*EXERCISE REQUIREMENTS*
Say how many lines contain "series"; the answer is the number alone.

Collected data
+===+
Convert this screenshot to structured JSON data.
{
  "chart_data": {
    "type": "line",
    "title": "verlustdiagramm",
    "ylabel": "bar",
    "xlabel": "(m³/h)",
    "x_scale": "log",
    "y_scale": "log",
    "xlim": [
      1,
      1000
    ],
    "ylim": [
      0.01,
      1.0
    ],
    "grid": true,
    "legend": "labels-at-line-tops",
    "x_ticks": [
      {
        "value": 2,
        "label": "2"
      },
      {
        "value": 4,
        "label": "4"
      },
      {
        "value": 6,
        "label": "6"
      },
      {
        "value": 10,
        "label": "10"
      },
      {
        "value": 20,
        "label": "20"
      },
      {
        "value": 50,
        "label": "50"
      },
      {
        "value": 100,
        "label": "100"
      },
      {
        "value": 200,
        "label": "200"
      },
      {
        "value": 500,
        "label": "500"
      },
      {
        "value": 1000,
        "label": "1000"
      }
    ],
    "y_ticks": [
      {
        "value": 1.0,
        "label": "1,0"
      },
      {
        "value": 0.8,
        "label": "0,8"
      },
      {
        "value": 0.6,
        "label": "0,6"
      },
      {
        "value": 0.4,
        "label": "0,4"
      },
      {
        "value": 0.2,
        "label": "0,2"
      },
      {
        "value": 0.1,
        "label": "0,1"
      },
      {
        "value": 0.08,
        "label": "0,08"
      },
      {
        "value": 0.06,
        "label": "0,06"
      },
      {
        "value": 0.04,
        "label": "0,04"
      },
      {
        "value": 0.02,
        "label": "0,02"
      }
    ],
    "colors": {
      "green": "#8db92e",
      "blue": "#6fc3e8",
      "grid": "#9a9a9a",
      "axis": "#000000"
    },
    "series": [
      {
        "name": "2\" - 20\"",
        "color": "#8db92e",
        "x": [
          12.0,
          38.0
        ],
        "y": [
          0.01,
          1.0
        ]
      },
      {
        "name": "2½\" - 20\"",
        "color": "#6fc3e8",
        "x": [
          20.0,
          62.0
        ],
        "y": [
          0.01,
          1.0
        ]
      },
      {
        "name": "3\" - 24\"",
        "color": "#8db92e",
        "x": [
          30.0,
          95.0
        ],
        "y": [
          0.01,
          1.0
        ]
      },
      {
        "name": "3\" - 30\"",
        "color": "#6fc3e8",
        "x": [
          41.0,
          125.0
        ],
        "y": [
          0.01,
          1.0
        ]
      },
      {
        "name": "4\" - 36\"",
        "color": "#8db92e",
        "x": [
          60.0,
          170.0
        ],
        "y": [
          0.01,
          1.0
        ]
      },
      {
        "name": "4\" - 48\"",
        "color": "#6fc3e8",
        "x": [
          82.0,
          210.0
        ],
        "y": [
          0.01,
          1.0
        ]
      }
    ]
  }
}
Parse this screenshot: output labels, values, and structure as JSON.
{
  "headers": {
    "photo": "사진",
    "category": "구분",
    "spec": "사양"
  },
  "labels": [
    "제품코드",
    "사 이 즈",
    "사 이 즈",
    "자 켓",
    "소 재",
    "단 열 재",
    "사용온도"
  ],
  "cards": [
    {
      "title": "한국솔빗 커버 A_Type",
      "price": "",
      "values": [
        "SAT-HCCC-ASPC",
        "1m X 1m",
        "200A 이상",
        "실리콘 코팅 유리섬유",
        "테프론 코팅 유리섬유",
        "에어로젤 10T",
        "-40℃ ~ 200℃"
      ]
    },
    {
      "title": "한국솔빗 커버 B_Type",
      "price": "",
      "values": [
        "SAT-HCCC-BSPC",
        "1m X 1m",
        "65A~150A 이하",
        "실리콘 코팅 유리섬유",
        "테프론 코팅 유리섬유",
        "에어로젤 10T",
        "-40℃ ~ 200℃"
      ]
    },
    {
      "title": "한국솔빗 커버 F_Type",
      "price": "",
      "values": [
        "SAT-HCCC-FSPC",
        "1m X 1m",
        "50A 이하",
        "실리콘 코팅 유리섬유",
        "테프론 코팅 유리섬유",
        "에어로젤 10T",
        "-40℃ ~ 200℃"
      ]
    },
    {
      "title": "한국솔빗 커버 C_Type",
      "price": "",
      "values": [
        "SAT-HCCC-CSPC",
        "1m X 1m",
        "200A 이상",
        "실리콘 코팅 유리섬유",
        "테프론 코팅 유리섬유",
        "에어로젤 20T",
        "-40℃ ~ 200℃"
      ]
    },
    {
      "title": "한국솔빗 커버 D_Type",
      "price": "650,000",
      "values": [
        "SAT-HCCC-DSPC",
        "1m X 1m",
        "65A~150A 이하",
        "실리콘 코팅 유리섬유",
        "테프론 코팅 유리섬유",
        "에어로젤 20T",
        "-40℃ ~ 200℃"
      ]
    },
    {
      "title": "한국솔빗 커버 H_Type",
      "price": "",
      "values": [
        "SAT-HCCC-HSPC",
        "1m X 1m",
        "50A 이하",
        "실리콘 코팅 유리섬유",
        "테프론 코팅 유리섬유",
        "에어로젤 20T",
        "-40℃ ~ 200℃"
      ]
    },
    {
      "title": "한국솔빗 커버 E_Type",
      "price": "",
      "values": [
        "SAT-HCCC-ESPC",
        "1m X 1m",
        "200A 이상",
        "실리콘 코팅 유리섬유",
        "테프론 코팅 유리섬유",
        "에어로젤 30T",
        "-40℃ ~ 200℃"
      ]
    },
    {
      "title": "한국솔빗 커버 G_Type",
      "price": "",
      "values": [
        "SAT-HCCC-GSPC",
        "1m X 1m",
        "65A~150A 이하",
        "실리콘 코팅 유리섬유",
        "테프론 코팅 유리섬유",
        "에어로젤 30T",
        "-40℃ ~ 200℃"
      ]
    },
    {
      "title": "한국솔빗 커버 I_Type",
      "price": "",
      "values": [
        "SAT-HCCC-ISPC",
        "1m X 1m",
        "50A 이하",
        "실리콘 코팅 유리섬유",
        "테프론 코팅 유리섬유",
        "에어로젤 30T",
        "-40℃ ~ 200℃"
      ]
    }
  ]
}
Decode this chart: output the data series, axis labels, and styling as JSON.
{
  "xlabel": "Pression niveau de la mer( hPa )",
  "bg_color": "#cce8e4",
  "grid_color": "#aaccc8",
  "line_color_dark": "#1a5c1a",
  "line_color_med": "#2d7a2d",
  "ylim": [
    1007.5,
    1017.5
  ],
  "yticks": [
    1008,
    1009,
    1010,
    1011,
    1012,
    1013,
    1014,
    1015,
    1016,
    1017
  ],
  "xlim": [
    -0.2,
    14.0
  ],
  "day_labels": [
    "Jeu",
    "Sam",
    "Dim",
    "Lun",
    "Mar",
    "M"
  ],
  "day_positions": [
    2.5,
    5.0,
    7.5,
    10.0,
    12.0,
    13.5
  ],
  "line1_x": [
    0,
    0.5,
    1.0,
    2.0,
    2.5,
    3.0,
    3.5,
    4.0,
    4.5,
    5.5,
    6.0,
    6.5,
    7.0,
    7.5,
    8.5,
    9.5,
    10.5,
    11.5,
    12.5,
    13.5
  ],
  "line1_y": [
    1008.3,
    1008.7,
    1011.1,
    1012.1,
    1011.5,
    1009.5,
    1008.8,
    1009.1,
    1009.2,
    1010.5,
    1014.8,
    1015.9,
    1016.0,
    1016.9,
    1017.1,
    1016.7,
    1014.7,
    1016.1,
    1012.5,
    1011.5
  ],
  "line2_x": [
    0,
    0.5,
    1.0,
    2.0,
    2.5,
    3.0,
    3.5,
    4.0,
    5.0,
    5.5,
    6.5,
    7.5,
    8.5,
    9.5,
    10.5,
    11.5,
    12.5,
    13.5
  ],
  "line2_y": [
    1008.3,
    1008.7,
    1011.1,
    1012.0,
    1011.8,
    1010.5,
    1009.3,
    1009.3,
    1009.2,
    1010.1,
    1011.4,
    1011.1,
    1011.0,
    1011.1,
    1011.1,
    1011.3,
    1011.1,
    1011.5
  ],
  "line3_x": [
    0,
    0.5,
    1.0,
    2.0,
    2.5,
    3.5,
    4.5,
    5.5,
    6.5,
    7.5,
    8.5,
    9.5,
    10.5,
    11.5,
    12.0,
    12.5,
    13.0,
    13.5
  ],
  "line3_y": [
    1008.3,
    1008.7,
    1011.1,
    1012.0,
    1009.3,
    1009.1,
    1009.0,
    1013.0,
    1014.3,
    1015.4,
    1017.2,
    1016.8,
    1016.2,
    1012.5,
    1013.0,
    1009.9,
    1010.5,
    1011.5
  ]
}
+===+
*SOLVED EXERCISE*
2